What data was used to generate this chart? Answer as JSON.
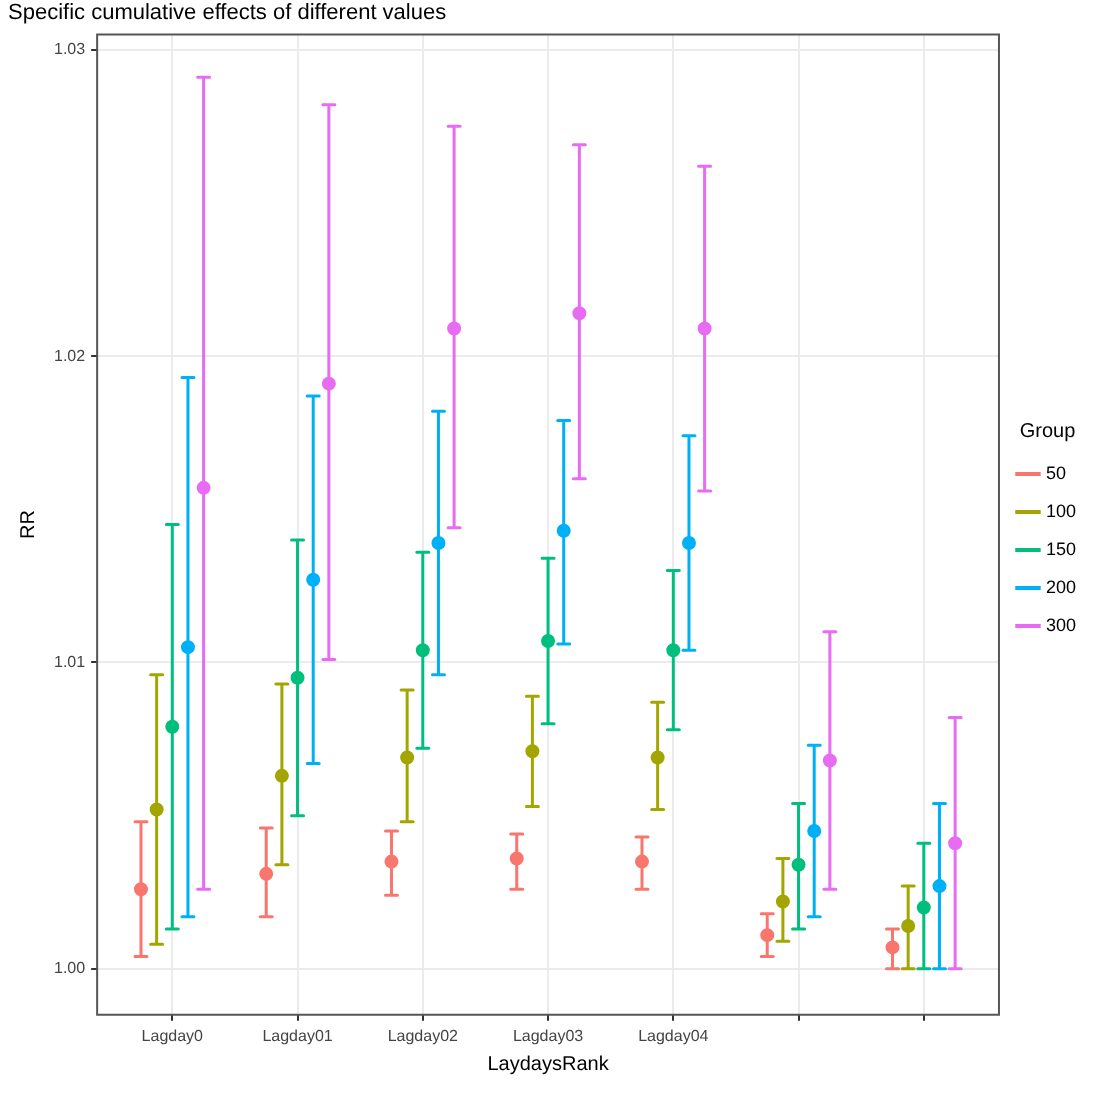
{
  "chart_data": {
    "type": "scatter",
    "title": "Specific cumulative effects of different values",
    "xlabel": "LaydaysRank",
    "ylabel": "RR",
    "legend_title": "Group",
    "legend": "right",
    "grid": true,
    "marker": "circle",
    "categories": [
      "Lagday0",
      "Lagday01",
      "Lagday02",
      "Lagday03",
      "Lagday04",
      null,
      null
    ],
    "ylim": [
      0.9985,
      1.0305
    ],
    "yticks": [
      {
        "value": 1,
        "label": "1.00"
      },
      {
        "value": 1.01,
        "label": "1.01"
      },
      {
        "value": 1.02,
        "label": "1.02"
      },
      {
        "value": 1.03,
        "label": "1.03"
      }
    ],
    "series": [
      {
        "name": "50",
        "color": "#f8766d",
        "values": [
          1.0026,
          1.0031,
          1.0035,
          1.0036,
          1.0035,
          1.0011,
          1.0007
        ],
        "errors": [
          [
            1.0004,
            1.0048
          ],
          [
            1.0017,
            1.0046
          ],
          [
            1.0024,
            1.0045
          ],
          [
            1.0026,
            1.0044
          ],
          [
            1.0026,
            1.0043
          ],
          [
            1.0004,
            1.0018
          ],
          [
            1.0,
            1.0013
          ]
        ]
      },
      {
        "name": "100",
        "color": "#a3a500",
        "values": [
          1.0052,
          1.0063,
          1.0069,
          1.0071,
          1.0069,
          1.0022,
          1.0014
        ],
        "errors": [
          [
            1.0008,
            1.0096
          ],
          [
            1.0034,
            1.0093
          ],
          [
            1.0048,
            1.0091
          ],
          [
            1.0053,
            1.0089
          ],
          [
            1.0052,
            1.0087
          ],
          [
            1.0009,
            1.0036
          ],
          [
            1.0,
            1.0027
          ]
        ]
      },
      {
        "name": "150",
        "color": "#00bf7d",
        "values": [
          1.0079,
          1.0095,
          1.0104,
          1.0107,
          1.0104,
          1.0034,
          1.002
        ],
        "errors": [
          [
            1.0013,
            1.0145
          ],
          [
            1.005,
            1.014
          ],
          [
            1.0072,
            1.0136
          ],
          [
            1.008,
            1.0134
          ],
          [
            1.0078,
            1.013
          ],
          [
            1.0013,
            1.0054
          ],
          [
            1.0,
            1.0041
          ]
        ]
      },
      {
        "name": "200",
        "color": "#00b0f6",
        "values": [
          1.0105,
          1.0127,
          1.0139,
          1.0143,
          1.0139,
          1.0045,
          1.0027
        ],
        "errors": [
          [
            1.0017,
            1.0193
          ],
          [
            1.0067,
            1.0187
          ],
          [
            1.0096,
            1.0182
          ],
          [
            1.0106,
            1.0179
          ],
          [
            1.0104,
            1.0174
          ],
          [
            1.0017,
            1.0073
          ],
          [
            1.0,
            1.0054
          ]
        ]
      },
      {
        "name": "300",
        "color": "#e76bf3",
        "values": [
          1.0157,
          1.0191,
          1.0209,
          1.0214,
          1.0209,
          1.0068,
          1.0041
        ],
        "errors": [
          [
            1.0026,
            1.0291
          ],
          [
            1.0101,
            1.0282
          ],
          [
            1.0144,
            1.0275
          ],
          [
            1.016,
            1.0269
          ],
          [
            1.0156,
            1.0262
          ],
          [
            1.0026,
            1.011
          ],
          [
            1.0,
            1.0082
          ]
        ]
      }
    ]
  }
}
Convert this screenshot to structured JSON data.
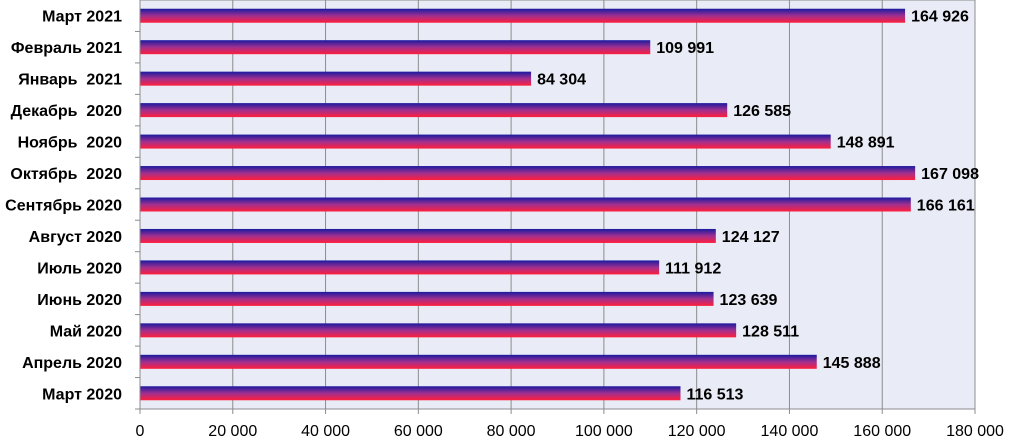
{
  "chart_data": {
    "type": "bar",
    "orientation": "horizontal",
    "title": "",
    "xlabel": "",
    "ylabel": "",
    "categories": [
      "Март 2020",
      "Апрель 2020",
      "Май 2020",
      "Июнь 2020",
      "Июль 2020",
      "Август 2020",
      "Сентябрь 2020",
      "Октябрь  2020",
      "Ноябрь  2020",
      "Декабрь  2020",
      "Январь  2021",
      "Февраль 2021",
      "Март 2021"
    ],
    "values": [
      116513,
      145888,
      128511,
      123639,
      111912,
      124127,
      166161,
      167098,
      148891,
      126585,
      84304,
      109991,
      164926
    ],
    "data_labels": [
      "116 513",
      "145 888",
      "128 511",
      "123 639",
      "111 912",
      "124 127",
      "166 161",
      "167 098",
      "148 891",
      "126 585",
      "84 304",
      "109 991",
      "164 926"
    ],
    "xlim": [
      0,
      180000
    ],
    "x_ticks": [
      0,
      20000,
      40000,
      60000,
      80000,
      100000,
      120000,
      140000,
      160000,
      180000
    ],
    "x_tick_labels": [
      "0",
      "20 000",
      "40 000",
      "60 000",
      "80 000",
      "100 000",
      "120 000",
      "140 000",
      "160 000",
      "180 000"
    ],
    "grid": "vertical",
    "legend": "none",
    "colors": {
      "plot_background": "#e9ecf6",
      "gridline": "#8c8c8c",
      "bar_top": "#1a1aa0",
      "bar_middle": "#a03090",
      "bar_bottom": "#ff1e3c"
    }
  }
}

▶ **Written request**
Return each line of the data, keeping its wording exact and omitting pictures.

▶ **Written response**
What data was used to generate this chart? Answer as JSON.
{
  "chart_data": {
    "type": "scatter",
    "title": "Specific cumulative effects of different values",
    "xlabel": "LaydaysRank",
    "ylabel": "RR",
    "legend_title": "Group",
    "legend": "right",
    "grid": true,
    "marker": "circle",
    "categories": [
      "Lagday0",
      "Lagday01",
      "Lagday02",
      "Lagday03",
      "Lagday04",
      null,
      null
    ],
    "ylim": [
      0.9985,
      1.0305
    ],
    "yticks": [
      {
        "value": 1,
        "label": "1.00"
      },
      {
        "value": 1.01,
        "label": "1.01"
      },
      {
        "value": 1.02,
        "label": "1.02"
      },
      {
        "value": 1.03,
        "label": "1.03"
      }
    ],
    "series": [
      {
        "name": "50",
        "color": "#f8766d",
        "values": [
          1.0026,
          1.0031,
          1.0035,
          1.0036,
          1.0035,
          1.0011,
          1.0007
        ],
        "errors": [
          [
            1.0004,
            1.0048
          ],
          [
            1.0017,
            1.0046
          ],
          [
            1.0024,
            1.0045
          ],
          [
            1.0026,
            1.0044
          ],
          [
            1.0026,
            1.0043
          ],
          [
            1.0004,
            1.0018
          ],
          [
            1.0,
            1.0013
          ]
        ]
      },
      {
        "name": "100",
        "color": "#a3a500",
        "values": [
          1.0052,
          1.0063,
          1.0069,
          1.0071,
          1.0069,
          1.0022,
          1.0014
        ],
        "errors": [
          [
            1.0008,
            1.0096
          ],
          [
            1.0034,
            1.0093
          ],
          [
            1.0048,
            1.0091
          ],
          [
            1.0053,
            1.0089
          ],
          [
            1.0052,
            1.0087
          ],
          [
            1.0009,
            1.0036
          ],
          [
            1.0,
            1.0027
          ]
        ]
      },
      {
        "name": "150",
        "color": "#00bf7d",
        "values": [
          1.0079,
          1.0095,
          1.0104,
          1.0107,
          1.0104,
          1.0034,
          1.002
        ],
        "errors": [
          [
            1.0013,
            1.0145
          ],
          [
            1.005,
            1.014
          ],
          [
            1.0072,
            1.0136
          ],
          [
            1.008,
            1.0134
          ],
          [
            1.0078,
            1.013
          ],
          [
            1.0013,
            1.0054
          ],
          [
            1.0,
            1.0041
          ]
        ]
      },
      {
        "name": "200",
        "color": "#00b0f6",
        "values": [
          1.0105,
          1.0127,
          1.0139,
          1.0143,
          1.0139,
          1.0045,
          1.0027
        ],
        "errors": [
          [
            1.0017,
            1.0193
          ],
          [
            1.0067,
            1.0187
          ],
          [
            1.0096,
            1.0182
          ],
          [
            1.0106,
            1.0179
          ],
          [
            1.0104,
            1.0174
          ],
          [
            1.0017,
            1.0073
          ],
          [
            1.0,
            1.0054
          ]
        ]
      },
      {
        "name": "300",
        "color": "#e76bf3",
        "values": [
          1.0157,
          1.0191,
          1.0209,
          1.0214,
          1.0209,
          1.0068,
          1.0041
        ],
        "errors": [
          [
            1.0026,
            1.0291
          ],
          [
            1.0101,
            1.0282
          ],
          [
            1.0144,
            1.0275
          ],
          [
            1.016,
            1.0269
          ],
          [
            1.0156,
            1.0262
          ],
          [
            1.0026,
            1.011
          ],
          [
            1.0,
            1.0082
          ]
        ]
      }
    ]
  }
}
Convert this screenshot to structured JSON data.
{
  "chart_data": {
    "type": "bar",
    "orientation": "horizontal",
    "title": "",
    "xlabel": "",
    "ylabel": "",
    "categories": [
      "Март 2020",
      "Апрель 2020",
      "Май 2020",
      "Июнь 2020",
      "Июль 2020",
      "Август 2020",
      "Сентябрь 2020",
      "Октябрь  2020",
      "Ноябрь  2020",
      "Декабрь  2020",
      "Январь  2021",
      "Февраль 2021",
      "Март 2021"
    ],
    "values": [
      116513,
      145888,
      128511,
      123639,
      111912,
      124127,
      166161,
      167098,
      148891,
      126585,
      84304,
      109991,
      164926
    ],
    "data_labels": [
      "116 513",
      "145 888",
      "128 511",
      "123 639",
      "111 912",
      "124 127",
      "166 161",
      "167 098",
      "148 891",
      "126 585",
      "84 304",
      "109 991",
      "164 926"
    ],
    "xlim": [
      0,
      180000
    ],
    "x_ticks": [
      0,
      20000,
      40000,
      60000,
      80000,
      100000,
      120000,
      140000,
      160000,
      180000
    ],
    "x_tick_labels": [
      "0",
      "20 000",
      "40 000",
      "60 000",
      "80 000",
      "100 000",
      "120 000",
      "140 000",
      "160 000",
      "180 000"
    ],
    "grid": "vertical",
    "legend": "none",
    "colors": {
      "plot_background": "#e9ecf6",
      "gridline": "#8c8c8c",
      "bar_top": "#1a1aa0",
      "bar_middle": "#a03090",
      "bar_bottom": "#ff1e3c"
    }
  }
}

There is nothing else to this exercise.